(Entries with figure data)
━━━

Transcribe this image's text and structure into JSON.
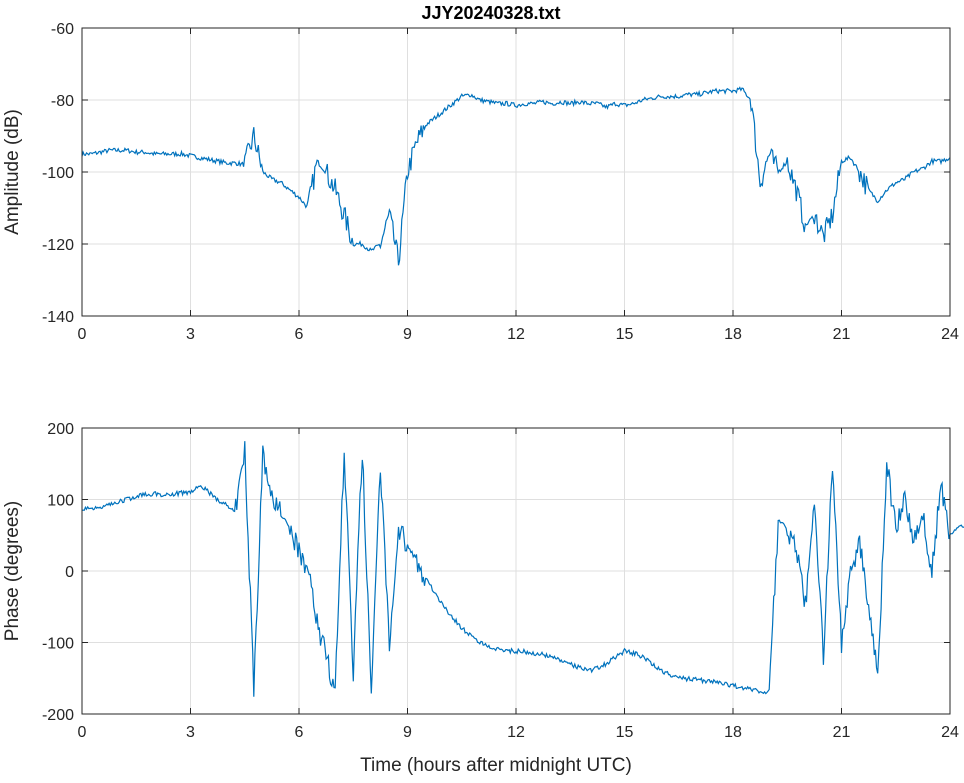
{
  "chart_data": [
    {
      "type": "line",
      "title": "JJY20240328.txt",
      "xlabel": "",
      "ylabel": "Amplitude (dB)",
      "xlim": [
        0,
        24
      ],
      "ylim": [
        -140,
        -60
      ],
      "xticks": [
        0,
        3,
        6,
        9,
        12,
        15,
        18,
        21,
        24
      ],
      "yticks": [
        -140,
        -120,
        -100,
        -80,
        -60
      ],
      "grid": true,
      "color": "#0072BD",
      "x_step": 0.25,
      "values": [
        -95,
        -95,
        -94.5,
        -94,
        -94,
        -94,
        -94.5,
        -94.5,
        -95,
        -95,
        -95,
        -95,
        -95.5,
        -96,
        -96.5,
        -97,
        -97.5,
        -97.5,
        -98,
        -90,
        -100,
        -102,
        -103,
        -105,
        -107,
        -110,
        -97,
        -100,
        -105,
        -112,
        -120,
        -120,
        -122,
        -120,
        -112,
        -125,
        -100,
        -92,
        -87,
        -85,
        -83,
        -81,
        -79,
        -78.5,
        -80,
        -80.5,
        -81,
        -81,
        -81.5,
        -81,
        -81,
        -80.5,
        -81,
        -80.5,
        -81,
        -80.5,
        -81,
        -81,
        -82,
        -81,
        -81.5,
        -81,
        -80,
        -79.5,
        -79,
        -79,
        -79,
        -78.5,
        -78.5,
        -78,
        -77.5,
        -77.5,
        -77.5,
        -77,
        -80,
        -103,
        -95,
        -100,
        -97,
        -105,
        -115,
        -112,
        -118,
        -112,
        -97,
        -96,
        -100,
        -105,
        -108,
        -105,
        -103,
        -102,
        -100,
        -99,
        -97,
        -97,
        -96
      ]
    },
    {
      "type": "line",
      "title": "",
      "xlabel": "Time (hours after midnight UTC)",
      "ylabel": "Phase (degrees)",
      "xlim": [
        0,
        24
      ],
      "ylim": [
        -200,
        200
      ],
      "xticks": [
        0,
        3,
        6,
        9,
        12,
        15,
        18,
        21,
        24
      ],
      "yticks": [
        -200,
        -100,
        0,
        100,
        200
      ],
      "grid": true,
      "color": "#0072BD",
      "x_step": 0.25,
      "values": [
        88,
        88,
        90,
        93,
        97,
        100,
        105,
        107,
        108,
        107,
        108,
        109,
        110,
        120,
        110,
        100,
        92,
        85,
        170,
        -160,
        160,
        110,
        80,
        60,
        30,
        0,
        -70,
        -120,
        -170,
        170,
        -140,
        170,
        -170,
        150,
        -100,
        60,
        35,
        15,
        -10,
        -30,
        -50,
        -65,
        -80,
        -90,
        -100,
        -105,
        -110,
        -111,
        -112,
        -113,
        -115,
        -117,
        -120,
        -125,
        -130,
        -135,
        -140,
        -135,
        -130,
        -120,
        -112,
        -115,
        -120,
        -130,
        -140,
        -145,
        -150,
        -151,
        -152,
        -154,
        -155,
        -158,
        -160,
        -163,
        -165,
        -168,
        -170,
        70,
        60,
        30,
        -50,
        100,
        -120,
        150,
        -100,
        0,
        40,
        -50,
        -150,
        150,
        60,
        100,
        40,
        80,
        0,
        120,
        50,
        60,
        65
      ]
    }
  ]
}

━━━

Search the data for the string "xlabel". List each line that has it.

      "xlabel": "",
      "xlabel": "Time (hours after midnight UTC)",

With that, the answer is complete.